[SHORT TASK] Retype the rows beginning with the line containing "dang-wreck-icon: [684, 1084, 712, 1114]" and continuing through the line containing "legend-label: Dangerous Submerged", keeping every character unchanged.

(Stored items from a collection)
____
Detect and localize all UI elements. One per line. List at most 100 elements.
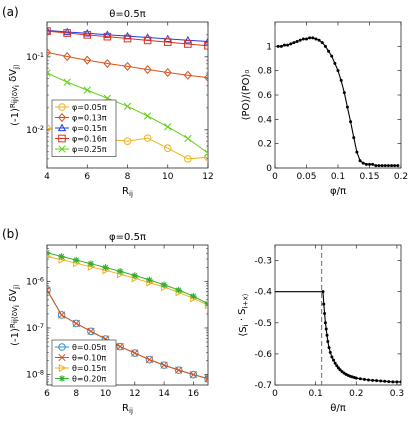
data-point <box>47 27 51 35</box>
data-point <box>330 355 334 359</box>
data-point <box>189 370 198 379</box>
data-point <box>317 38 321 42</box>
data-point <box>383 379 387 383</box>
y-tick-label-part: 10 <box>26 277 38 287</box>
data-point <box>204 375 208 383</box>
data-point <box>174 366 183 374</box>
y-tick-label: 10-2 <box>26 124 44 136</box>
data-point <box>333 361 337 365</box>
data-point <box>340 370 344 374</box>
data-point <box>338 368 342 372</box>
x-tick-label: 10 <box>100 389 112 399</box>
data-point <box>123 102 132 110</box>
data-point <box>47 26 52 34</box>
data-point <box>322 302 326 306</box>
data-point <box>87 327 95 336</box>
chart-b-left: 6 8 10 12 14 1610-810-710-6φ=0.5πRij(-1)Rij⟨δ… <box>8 232 209 415</box>
data-point <box>63 29 71 37</box>
legend-marker <box>58 134 66 143</box>
data-point <box>143 134 152 142</box>
data-point <box>396 164 400 168</box>
y-axis-label-part: ⟨S <box>238 326 249 336</box>
data-point <box>83 86 91 94</box>
y-tick-label-part: 0.6 <box>258 91 273 101</box>
data-point <box>131 349 139 357</box>
data-point <box>395 380 399 384</box>
data-point <box>164 123 172 131</box>
data-point <box>143 112 152 120</box>
data-point <box>362 377 366 381</box>
y-tick-label: 0.6 <box>258 91 273 101</box>
y-tick-label: 0.8 <box>258 67 273 77</box>
data-point <box>204 72 208 83</box>
data-point <box>335 364 339 368</box>
data-point <box>301 37 305 41</box>
y-tick-label-part: -0.6 <box>254 350 272 360</box>
data-point <box>47 124 51 133</box>
data-point <box>327 346 331 350</box>
data-point <box>292 41 296 45</box>
data-point <box>83 31 92 39</box>
y-tick-label-part: 10 <box>26 53 38 63</box>
y-axis-label-part: ij⟨δV <box>10 87 19 103</box>
data-point <box>146 276 153 284</box>
chart-title: φ=0.5π <box>109 232 146 243</box>
x-tick-label: 16 <box>188 389 200 399</box>
data-point <box>184 40 192 48</box>
legend-label: φ=0.16π <box>72 135 107 144</box>
data-point <box>145 355 154 364</box>
legend-marker <box>58 145 66 153</box>
y-tick-label-part: -6 <box>38 275 44 283</box>
y-tick-label-part: -8 <box>38 369 44 377</box>
y-tick-label-part: 10 <box>26 126 38 136</box>
y-tick-label-part: -7 <box>38 322 44 330</box>
data-point <box>72 319 81 328</box>
data-point <box>320 41 324 45</box>
data-point <box>116 342 124 351</box>
y-tick-label-part: 1 <box>266 42 272 52</box>
x-tick-label: 0.1 <box>308 389 322 399</box>
data-point <box>103 30 112 38</box>
plot-frame <box>274 244 402 386</box>
data-point <box>183 70 192 80</box>
data-point <box>47 286 51 294</box>
data-point <box>354 376 358 380</box>
data-point <box>375 379 379 383</box>
data-point <box>374 164 378 168</box>
y-tick-label: 0.4 <box>258 115 273 125</box>
data-point <box>116 342 124 351</box>
data-point <box>314 37 318 41</box>
y-tick-label: 10-1 <box>26 51 44 63</box>
data-point <box>123 137 132 145</box>
x-tick-label: 0 <box>272 172 278 182</box>
y-tick-label: -0.7 <box>254 381 272 391</box>
x-tick-label: 0.1 <box>331 172 345 182</box>
data-point <box>103 32 112 41</box>
data-point <box>326 339 330 343</box>
y-axis-label-part: R <box>8 323 17 328</box>
data-point <box>379 379 383 383</box>
y-tick-label-part: -0.4 <box>254 288 272 298</box>
data-point <box>391 380 395 384</box>
x-tick-label: 8 <box>125 172 131 182</box>
data-point <box>190 292 197 300</box>
data-point <box>143 36 152 45</box>
x-axis-label-part: φ/π <box>330 186 346 197</box>
data-point <box>289 42 293 46</box>
data-point <box>72 319 80 328</box>
x-tick-label: 0.2 <box>394 172 408 182</box>
data-point <box>286 43 290 47</box>
data-point <box>352 136 356 140</box>
x-axis-label-part: ij <box>129 189 133 198</box>
x-tick-label: 0 <box>272 389 278 399</box>
data-point <box>160 361 168 369</box>
legend-marker <box>58 375 66 382</box>
x-axis-label: φ/π <box>330 186 346 197</box>
data-point <box>62 27 72 36</box>
series-line <box>47 29 208 42</box>
y-tick-label-part: -0.5 <box>254 319 272 329</box>
data-point <box>323 321 327 325</box>
data-point <box>342 91 346 95</box>
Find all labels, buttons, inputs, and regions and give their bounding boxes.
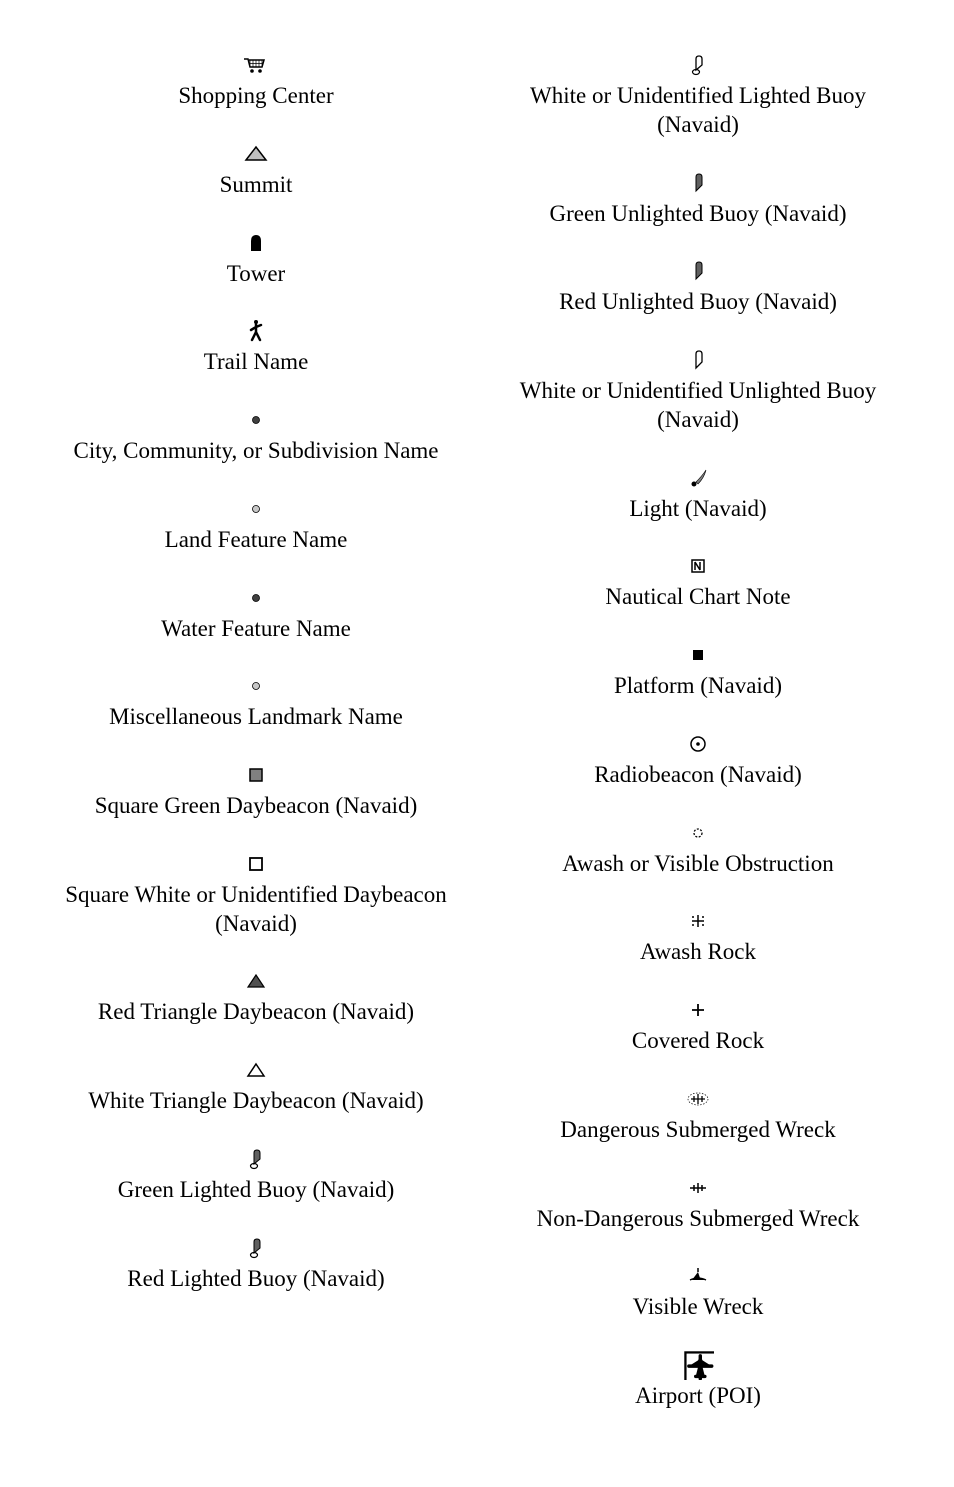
dang-wreck-icon: [684, 1084, 712, 1114]
legend-columns: Shopping Center Summit Tower Trail Name City…: [40, 50, 914, 1439]
dot-gray-icon: [242, 671, 270, 701]
legend-entry: Shopping Center: [40, 50, 472, 111]
legend-entry: Visible Wreck: [482, 1261, 914, 1322]
light-icon: [684, 463, 712, 493]
legend-entry: Non-Dangerous Submerged Wreck: [482, 1173, 914, 1234]
tower-icon: [242, 228, 270, 258]
legend-label: Dangerous Submerged Wreck: [560, 1116, 835, 1145]
legend-label: White or Unidentified Unlighted Buoy (Na…: [492, 377, 904, 435]
legend-label: Land Feature Name: [165, 526, 348, 555]
legend-entry: White Triangle Daybeacon (Navaid): [40, 1055, 472, 1116]
legend-label: Tower: [227, 260, 285, 289]
awash-rock-icon: [684, 906, 712, 936]
legend-entry: Light (Navaid): [482, 463, 914, 524]
buoy-lit-open-icon: [684, 50, 712, 80]
legend-entry: Red Unlighted Buoy (Navaid): [482, 256, 914, 317]
legend-entry: Airport (POI): [482, 1350, 914, 1411]
cart-icon: [242, 50, 270, 80]
legend-entry: Green Unlighted Buoy (Navaid): [482, 168, 914, 229]
legend-entry: Tower: [40, 228, 472, 289]
legend-entry: Platform (Navaid): [482, 640, 914, 701]
legend-entry: Miscellaneous Landmark Name: [40, 671, 472, 732]
legend-label: Light (Navaid): [629, 495, 766, 524]
legend-label: Covered Rock: [632, 1027, 764, 1056]
radiobeacon-icon: [684, 729, 712, 759]
legend-entry: Square Green Daybeacon (Navaid): [40, 760, 472, 821]
legend-entry: Trail Name: [40, 316, 472, 377]
legend-label: Trail Name: [204, 348, 309, 377]
buoy-lit-icon: [242, 1144, 270, 1174]
legend-entry: Square White or Unidentified Daybeacon (…: [40, 849, 472, 939]
legend-entry: White or Unidentified Unlighted Buoy (Na…: [482, 345, 914, 435]
legend-label: Radiobeacon (Navaid): [594, 761, 802, 790]
legend-label: Square Green Daybeacon (Navaid): [95, 792, 417, 821]
dot-dark-icon: [242, 583, 270, 613]
nondang-wreck-icon: [684, 1173, 712, 1203]
legend-label: Square White or Unidentified Daybeacon (…: [50, 881, 462, 939]
legend-label: Awash or Visible Obstruction: [562, 850, 833, 879]
buoy-unlit-icon: [684, 168, 712, 198]
note-icon: [684, 551, 712, 581]
dot-gray-icon: [242, 494, 270, 524]
platform-icon: [684, 640, 712, 670]
legend-entry: Awash or Visible Obstruction: [482, 818, 914, 879]
buoy-unlit-open-icon: [684, 345, 712, 375]
legend-label: Platform (Navaid): [614, 672, 782, 701]
legend-label: Visible Wreck: [633, 1293, 764, 1322]
legend-entry: Nautical Chart Note: [482, 551, 914, 612]
sq-empty-icon: [242, 849, 270, 879]
legend-label: Miscellaneous Landmark Name: [109, 703, 403, 732]
legend-label: Awash Rock: [640, 938, 756, 967]
legend-label: White Triangle Daybeacon (Navaid): [88, 1087, 423, 1116]
tri-empty-icon: [242, 1055, 270, 1085]
legend-label: Red Lighted Buoy (Navaid): [127, 1265, 384, 1294]
legend-entry: Summit: [40, 139, 472, 200]
airport-icon: [682, 1350, 714, 1380]
legend-label: Green Lighted Buoy (Navaid): [118, 1176, 395, 1205]
legend-entry: Red Triangle Daybeacon (Navaid): [40, 966, 472, 1027]
legend-label: Water Feature Name: [161, 615, 351, 644]
legend-entry: Radiobeacon (Navaid): [482, 729, 914, 790]
legend-label: Airport (POI): [635, 1382, 761, 1411]
legend-label: Nautical Chart Note: [605, 583, 790, 612]
tri-fill-icon: [242, 966, 270, 996]
legend-entry: White or Unidentified Lighted Buoy (Nava…: [482, 50, 914, 140]
vis-wreck-icon: [684, 1261, 712, 1291]
buoy-lit-icon: [242, 1233, 270, 1263]
legend-label: White or Unidentified Lighted Buoy (Nava…: [492, 82, 904, 140]
legend-entry: Covered Rock: [482, 995, 914, 1056]
legend-entry: Land Feature Name: [40, 494, 472, 555]
legend-entry: City, Community, or Subdivision Name: [40, 405, 472, 466]
hiker-icon: [242, 316, 270, 346]
covered-rock-icon: [684, 995, 712, 1025]
legend-entry: Dangerous Submerged Wreck: [482, 1084, 914, 1145]
legend-entry: Awash Rock: [482, 906, 914, 967]
legend-entry: Red Lighted Buoy (Navaid): [40, 1233, 472, 1294]
awash-obs-icon: [684, 818, 712, 848]
legend-label: Shopping Center: [178, 82, 333, 111]
summit-icon: [242, 139, 270, 169]
legend-column-right: White or Unidentified Lighted Buoy (Nava…: [482, 50, 914, 1439]
legend-label: Green Unlighted Buoy (Navaid): [549, 200, 846, 229]
legend-entry: Green Lighted Buoy (Navaid): [40, 1144, 472, 1205]
legend-label: Red Unlighted Buoy (Navaid): [559, 288, 837, 317]
buoy-unlit-icon: [684, 256, 712, 286]
legend-entry: Water Feature Name: [40, 583, 472, 644]
sq-fill-icon: [242, 760, 270, 790]
legend-label: City, Community, or Subdivision Name: [73, 437, 438, 466]
legend-column-left: Shopping Center Summit Tower Trail Name City…: [40, 50, 472, 1439]
legend-label: Summit: [220, 171, 293, 200]
legend-label: Non-Dangerous Submerged Wreck: [537, 1205, 860, 1234]
legend-label: Red Triangle Daybeacon (Navaid): [98, 998, 414, 1027]
dot-dark-icon: [242, 405, 270, 435]
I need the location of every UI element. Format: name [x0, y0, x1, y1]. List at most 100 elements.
____
[EXERCISE RESULT]
dang-wreck-icon: [684, 1084, 712, 1114]
legend-columns: Shopping Center Summit Tower Trail Name City…: [40, 50, 914, 1439]
dot-gray-icon: [242, 671, 270, 701]
legend-entry: Shopping Center: [40, 50, 472, 111]
legend-entry: Visible Wreck: [482, 1261, 914, 1322]
light-icon: [684, 463, 712, 493]
legend-entry: Non-Dangerous Submerged Wreck: [482, 1173, 914, 1234]
tower-icon: [242, 228, 270, 258]
legend-label: Dangerous Submerged Wreck: [560, 1116, 835, 1145]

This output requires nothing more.